INPUT:

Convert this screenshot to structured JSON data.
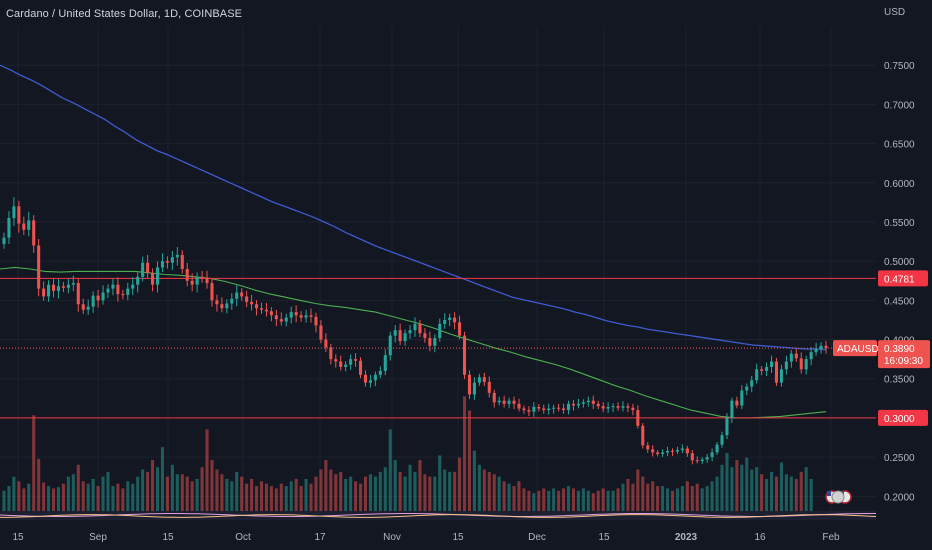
{
  "header": {
    "title": "Cardano / United States Dollar, 1D, COINBASE",
    "currency": "USD"
  },
  "colors": {
    "background": "#131722",
    "grid": "#1e222d",
    "up": "#26a69a",
    "down": "#ef5350",
    "ma_slow": "#3f5bd1",
    "ma_fast": "#4caf50",
    "hline": "#f23645",
    "axis_text": "#b2b5be"
  },
  "chart_data": {
    "type": "candlestick",
    "title": "Cardano / United States Dollar, 1D, COINBASE",
    "symbol": "ADAUSD",
    "y_axis": {
      "unit": "USD",
      "ylim": [
        0.18,
        0.8
      ],
      "ticks": [
        "0.7500",
        "0.7000",
        "0.6500",
        "0.6000",
        "0.5500",
        "0.5000",
        "0.4500",
        "0.4000",
        "0.3500",
        "0.3000",
        "0.2500",
        "0.2000"
      ]
    },
    "x_axis": {
      "ticks": [
        "15",
        "Sep",
        "15",
        "Oct",
        "17",
        "Nov",
        "15",
        "Dec",
        "15",
        "2023",
        "16",
        "Feb"
      ]
    },
    "horizontal_lines": [
      {
        "value": 0.4781,
        "label": "0.4781"
      },
      {
        "value": 0.3,
        "label": "0.3000"
      }
    ],
    "last_price": {
      "symbol_label": "ADAUSD",
      "value": 0.389,
      "label": "0.3890",
      "countdown": "16:09:30"
    },
    "close_series": [
      0.53,
      0.555,
      0.57,
      0.548,
      0.54,
      0.552,
      0.52,
      0.465,
      0.455,
      0.47,
      0.462,
      0.468,
      0.466,
      0.47,
      0.472,
      0.445,
      0.438,
      0.442,
      0.456,
      0.45,
      0.46,
      0.465,
      0.47,
      0.458,
      0.457,
      0.465,
      0.47,
      0.48,
      0.498,
      0.485,
      0.47,
      0.492,
      0.5,
      0.498,
      0.505,
      0.508,
      0.49,
      0.475,
      0.47,
      0.48,
      0.478,
      0.472,
      0.45,
      0.445,
      0.44,
      0.446,
      0.452,
      0.46,
      0.455,
      0.448,
      0.445,
      0.44,
      0.438,
      0.436,
      0.431,
      0.426,
      0.423,
      0.428,
      0.435,
      0.431,
      0.428,
      0.431,
      0.429,
      0.418,
      0.4,
      0.39,
      0.375,
      0.372,
      0.365,
      0.368,
      0.375,
      0.373,
      0.355,
      0.345,
      0.348,
      0.355,
      0.36,
      0.38,
      0.405,
      0.412,
      0.398,
      0.408,
      0.412,
      0.42,
      0.408,
      0.402,
      0.392,
      0.402,
      0.42,
      0.425,
      0.428,
      0.422,
      0.405,
      0.355,
      0.33,
      0.345,
      0.352,
      0.346,
      0.332,
      0.32,
      0.322,
      0.318,
      0.322,
      0.318,
      0.312,
      0.31,
      0.308,
      0.314,
      0.312,
      0.31,
      0.312,
      0.313,
      0.312,
      0.31,
      0.318,
      0.316,
      0.318,
      0.32,
      0.322,
      0.318,
      0.315,
      0.312,
      0.314,
      0.315,
      0.313,
      0.315,
      0.313,
      0.31,
      0.29,
      0.265,
      0.26,
      0.256,
      0.254,
      0.256,
      0.258,
      0.257,
      0.259,
      0.261,
      0.255,
      0.246,
      0.245,
      0.247,
      0.25,
      0.256,
      0.266,
      0.278,
      0.3,
      0.322,
      0.316,
      0.335,
      0.34,
      0.348,
      0.362,
      0.36,
      0.365,
      0.372,
      0.345,
      0.362,
      0.372,
      0.382,
      0.376,
      0.362,
      0.375,
      0.384,
      0.388,
      0.392,
      0.389
    ],
    "ma_slow": [
      0.75,
      0.744,
      0.737,
      0.731,
      0.724,
      0.716,
      0.708,
      0.702,
      0.695,
      0.688,
      0.681,
      0.672,
      0.664,
      0.655,
      0.648,
      0.641,
      0.636,
      0.63,
      0.624,
      0.618,
      0.612,
      0.606,
      0.6,
      0.594,
      0.588,
      0.582,
      0.576,
      0.571,
      0.566,
      0.561,
      0.556,
      0.55,
      0.544,
      0.537,
      0.531,
      0.525,
      0.519,
      0.514,
      0.509,
      0.504,
      0.499,
      0.494,
      0.489,
      0.484,
      0.479,
      0.474,
      0.469,
      0.464,
      0.459,
      0.454,
      0.451,
      0.448,
      0.445,
      0.442,
      0.439,
      0.435,
      0.432,
      0.428,
      0.424,
      0.421,
      0.418,
      0.416,
      0.413,
      0.411,
      0.409,
      0.407,
      0.405,
      0.403,
      0.401,
      0.399,
      0.397,
      0.395,
      0.393,
      0.392,
      0.391,
      0.39,
      0.389,
      0.388,
      0.388,
      0.387
    ],
    "ma_fast": [
      0.49,
      0.492,
      0.49,
      0.487,
      0.486,
      0.487,
      0.487,
      0.487,
      0.487,
      0.487,
      0.485,
      0.483,
      0.482,
      0.48,
      0.478,
      0.474,
      0.469,
      0.463,
      0.458,
      0.454,
      0.45,
      0.446,
      0.443,
      0.441,
      0.438,
      0.435,
      0.43,
      0.425,
      0.42,
      0.414,
      0.407,
      0.401,
      0.395,
      0.389,
      0.384,
      0.378,
      0.373,
      0.368,
      0.362,
      0.355,
      0.348,
      0.341,
      0.335,
      0.328,
      0.322,
      0.316,
      0.31,
      0.306,
      0.302,
      0.3,
      0.3,
      0.301,
      0.302,
      0.304,
      0.306,
      0.308
    ],
    "volume_series": [
      0.18,
      0.22,
      0.3,
      0.26,
      0.2,
      0.24,
      0.82,
      0.45,
      0.25,
      0.22,
      0.2,
      0.21,
      0.24,
      0.3,
      0.32,
      0.4,
      0.26,
      0.24,
      0.28,
      0.22,
      0.3,
      0.34,
      0.22,
      0.24,
      0.2,
      0.26,
      0.24,
      0.3,
      0.36,
      0.34,
      0.44,
      0.38,
      0.55,
      0.3,
      0.4,
      0.32,
      0.32,
      0.3,
      0.26,
      0.28,
      0.38,
      0.7,
      0.44,
      0.36,
      0.32,
      0.28,
      0.26,
      0.34,
      0.3,
      0.24,
      0.28,
      0.22,
      0.26,
      0.24,
      0.22,
      0.2,
      0.24,
      0.22,
      0.26,
      0.28,
      0.22,
      0.28,
      0.24,
      0.3,
      0.36,
      0.44,
      0.36,
      0.32,
      0.34,
      0.28,
      0.3,
      0.26,
      0.24,
      0.3,
      0.32,
      0.3,
      0.34,
      0.38,
      0.7,
      0.44,
      0.34,
      0.3,
      0.4,
      0.34,
      0.44,
      0.32,
      0.3,
      0.3,
      0.48,
      0.36,
      0.34,
      0.34,
      0.46,
      0.98,
      0.86,
      0.52,
      0.4,
      0.36,
      0.34,
      0.32,
      0.3,
      0.26,
      0.24,
      0.22,
      0.26,
      0.2,
      0.18,
      0.16,
      0.18,
      0.2,
      0.18,
      0.2,
      0.18,
      0.2,
      0.22,
      0.2,
      0.18,
      0.2,
      0.18,
      0.16,
      0.18,
      0.2,
      0.18,
      0.18,
      0.2,
      0.24,
      0.28,
      0.24,
      0.36,
      0.3,
      0.24,
      0.26,
      0.22,
      0.22,
      0.2,
      0.18,
      0.2,
      0.22,
      0.26,
      0.22,
      0.24,
      0.2,
      0.22,
      0.26,
      0.3,
      0.4,
      0.5,
      0.38,
      0.44,
      0.4,
      0.46,
      0.36,
      0.38,
      0.32,
      0.28,
      0.34,
      0.3,
      0.42,
      0.32,
      0.3,
      0.28,
      0.34,
      0.38,
      0.28
    ]
  }
}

WRITTEN INSTRUCTION:
Return the whole listing, word for word, and leave out every picture.

THE COMPLETED TASK:
Convert this screenshot to structured JSON data.
{
  "header": {
    "title": "Cardano / United States Dollar, 1D, COINBASE",
    "currency": "USD"
  },
  "colors": {
    "background": "#131722",
    "grid": "#1e222d",
    "up": "#26a69a",
    "down": "#ef5350",
    "ma_slow": "#3f5bd1",
    "ma_fast": "#4caf50",
    "hline": "#f23645",
    "axis_text": "#b2b5be"
  },
  "chart_data": {
    "type": "candlestick",
    "title": "Cardano / United States Dollar, 1D, COINBASE",
    "symbol": "ADAUSD",
    "y_axis": {
      "unit": "USD",
      "ylim": [
        0.18,
        0.8
      ],
      "ticks": [
        "0.7500",
        "0.7000",
        "0.6500",
        "0.6000",
        "0.5500",
        "0.5000",
        "0.4500",
        "0.4000",
        "0.3500",
        "0.3000",
        "0.2500",
        "0.2000"
      ]
    },
    "x_axis": {
      "ticks": [
        "15",
        "Sep",
        "15",
        "Oct",
        "17",
        "Nov",
        "15",
        "Dec",
        "15",
        "2023",
        "16",
        "Feb"
      ]
    },
    "horizontal_lines": [
      {
        "value": 0.4781,
        "label": "0.4781"
      },
      {
        "value": 0.3,
        "label": "0.3000"
      }
    ],
    "last_price": {
      "symbol_label": "ADAUSD",
      "value": 0.389,
      "label": "0.3890",
      "countdown": "16:09:30"
    },
    "close_series": [
      0.53,
      0.555,
      0.57,
      0.548,
      0.54,
      0.552,
      0.52,
      0.465,
      0.455,
      0.47,
      0.462,
      0.468,
      0.466,
      0.47,
      0.472,
      0.445,
      0.438,
      0.442,
      0.456,
      0.45,
      0.46,
      0.465,
      0.47,
      0.458,
      0.457,
      0.465,
      0.47,
      0.48,
      0.498,
      0.485,
      0.47,
      0.492,
      0.5,
      0.498,
      0.505,
      0.508,
      0.49,
      0.475,
      0.47,
      0.48,
      0.478,
      0.472,
      0.45,
      0.445,
      0.44,
      0.446,
      0.452,
      0.46,
      0.455,
      0.448,
      0.445,
      0.44,
      0.438,
      0.436,
      0.431,
      0.426,
      0.423,
      0.428,
      0.435,
      0.431,
      0.428,
      0.431,
      0.429,
      0.418,
      0.4,
      0.39,
      0.375,
      0.372,
      0.365,
      0.368,
      0.375,
      0.373,
      0.355,
      0.345,
      0.348,
      0.355,
      0.36,
      0.38,
      0.405,
      0.412,
      0.398,
      0.408,
      0.412,
      0.42,
      0.408,
      0.402,
      0.392,
      0.402,
      0.42,
      0.425,
      0.428,
      0.422,
      0.405,
      0.355,
      0.33,
      0.345,
      0.352,
      0.346,
      0.332,
      0.32,
      0.322,
      0.318,
      0.322,
      0.318,
      0.312,
      0.31,
      0.308,
      0.314,
      0.312,
      0.31,
      0.312,
      0.313,
      0.312,
      0.31,
      0.318,
      0.316,
      0.318,
      0.32,
      0.322,
      0.318,
      0.315,
      0.312,
      0.314,
      0.315,
      0.313,
      0.315,
      0.313,
      0.31,
      0.29,
      0.265,
      0.26,
      0.256,
      0.254,
      0.256,
      0.258,
      0.257,
      0.259,
      0.261,
      0.255,
      0.246,
      0.245,
      0.247,
      0.25,
      0.256,
      0.266,
      0.278,
      0.3,
      0.322,
      0.316,
      0.335,
      0.34,
      0.348,
      0.362,
      0.36,
      0.365,
      0.372,
      0.345,
      0.362,
      0.372,
      0.382,
      0.376,
      0.362,
      0.375,
      0.384,
      0.388,
      0.392,
      0.389
    ],
    "ma_slow": [
      0.75,
      0.744,
      0.737,
      0.731,
      0.724,
      0.716,
      0.708,
      0.702,
      0.695,
      0.688,
      0.681,
      0.672,
      0.664,
      0.655,
      0.648,
      0.641,
      0.636,
      0.63,
      0.624,
      0.618,
      0.612,
      0.606,
      0.6,
      0.594,
      0.588,
      0.582,
      0.576,
      0.571,
      0.566,
      0.561,
      0.556,
      0.55,
      0.544,
      0.537,
      0.531,
      0.525,
      0.519,
      0.514,
      0.509,
      0.504,
      0.499,
      0.494,
      0.489,
      0.484,
      0.479,
      0.474,
      0.469,
      0.464,
      0.459,
      0.454,
      0.451,
      0.448,
      0.445,
      0.442,
      0.439,
      0.435,
      0.432,
      0.428,
      0.424,
      0.421,
      0.418,
      0.416,
      0.413,
      0.411,
      0.409,
      0.407,
      0.405,
      0.403,
      0.401,
      0.399,
      0.397,
      0.395,
      0.393,
      0.392,
      0.391,
      0.39,
      0.389,
      0.388,
      0.388,
      0.387
    ],
    "ma_fast": [
      0.49,
      0.492,
      0.49,
      0.487,
      0.486,
      0.487,
      0.487,
      0.487,
      0.487,
      0.487,
      0.485,
      0.483,
      0.482,
      0.48,
      0.478,
      0.474,
      0.469,
      0.463,
      0.458,
      0.454,
      0.45,
      0.446,
      0.443,
      0.441,
      0.438,
      0.435,
      0.43,
      0.425,
      0.42,
      0.414,
      0.407,
      0.401,
      0.395,
      0.389,
      0.384,
      0.378,
      0.373,
      0.368,
      0.362,
      0.355,
      0.348,
      0.341,
      0.335,
      0.328,
      0.322,
      0.316,
      0.31,
      0.306,
      0.302,
      0.3,
      0.3,
      0.301,
      0.302,
      0.304,
      0.306,
      0.308
    ],
    "volume_series": [
      0.18,
      0.22,
      0.3,
      0.26,
      0.2,
      0.24,
      0.82,
      0.45,
      0.25,
      0.22,
      0.2,
      0.21,
      0.24,
      0.3,
      0.32,
      0.4,
      0.26,
      0.24,
      0.28,
      0.22,
      0.3,
      0.34,
      0.22,
      0.24,
      0.2,
      0.26,
      0.24,
      0.3,
      0.36,
      0.34,
      0.44,
      0.38,
      0.55,
      0.3,
      0.4,
      0.32,
      0.32,
      0.3,
      0.26,
      0.28,
      0.38,
      0.7,
      0.44,
      0.36,
      0.32,
      0.28,
      0.26,
      0.34,
      0.3,
      0.24,
      0.28,
      0.22,
      0.26,
      0.24,
      0.22,
      0.2,
      0.24,
      0.22,
      0.26,
      0.28,
      0.22,
      0.28,
      0.24,
      0.3,
      0.36,
      0.44,
      0.36,
      0.32,
      0.34,
      0.28,
      0.3,
      0.26,
      0.24,
      0.3,
      0.32,
      0.3,
      0.34,
      0.38,
      0.7,
      0.44,
      0.34,
      0.3,
      0.4,
      0.34,
      0.44,
      0.32,
      0.3,
      0.3,
      0.48,
      0.36,
      0.34,
      0.34,
      0.46,
      0.98,
      0.86,
      0.52,
      0.4,
      0.36,
      0.34,
      0.32,
      0.3,
      0.26,
      0.24,
      0.22,
      0.26,
      0.2,
      0.18,
      0.16,
      0.18,
      0.2,
      0.18,
      0.2,
      0.18,
      0.2,
      0.22,
      0.2,
      0.18,
      0.2,
      0.18,
      0.16,
      0.18,
      0.2,
      0.18,
      0.18,
      0.2,
      0.24,
      0.28,
      0.24,
      0.36,
      0.3,
      0.24,
      0.26,
      0.22,
      0.22,
      0.2,
      0.18,
      0.2,
      0.22,
      0.26,
      0.22,
      0.24,
      0.2,
      0.22,
      0.26,
      0.3,
      0.4,
      0.5,
      0.38,
      0.44,
      0.4,
      0.46,
      0.36,
      0.38,
      0.32,
      0.28,
      0.34,
      0.3,
      0.42,
      0.32,
      0.3,
      0.28,
      0.34,
      0.38,
      0.28
    ]
  }
}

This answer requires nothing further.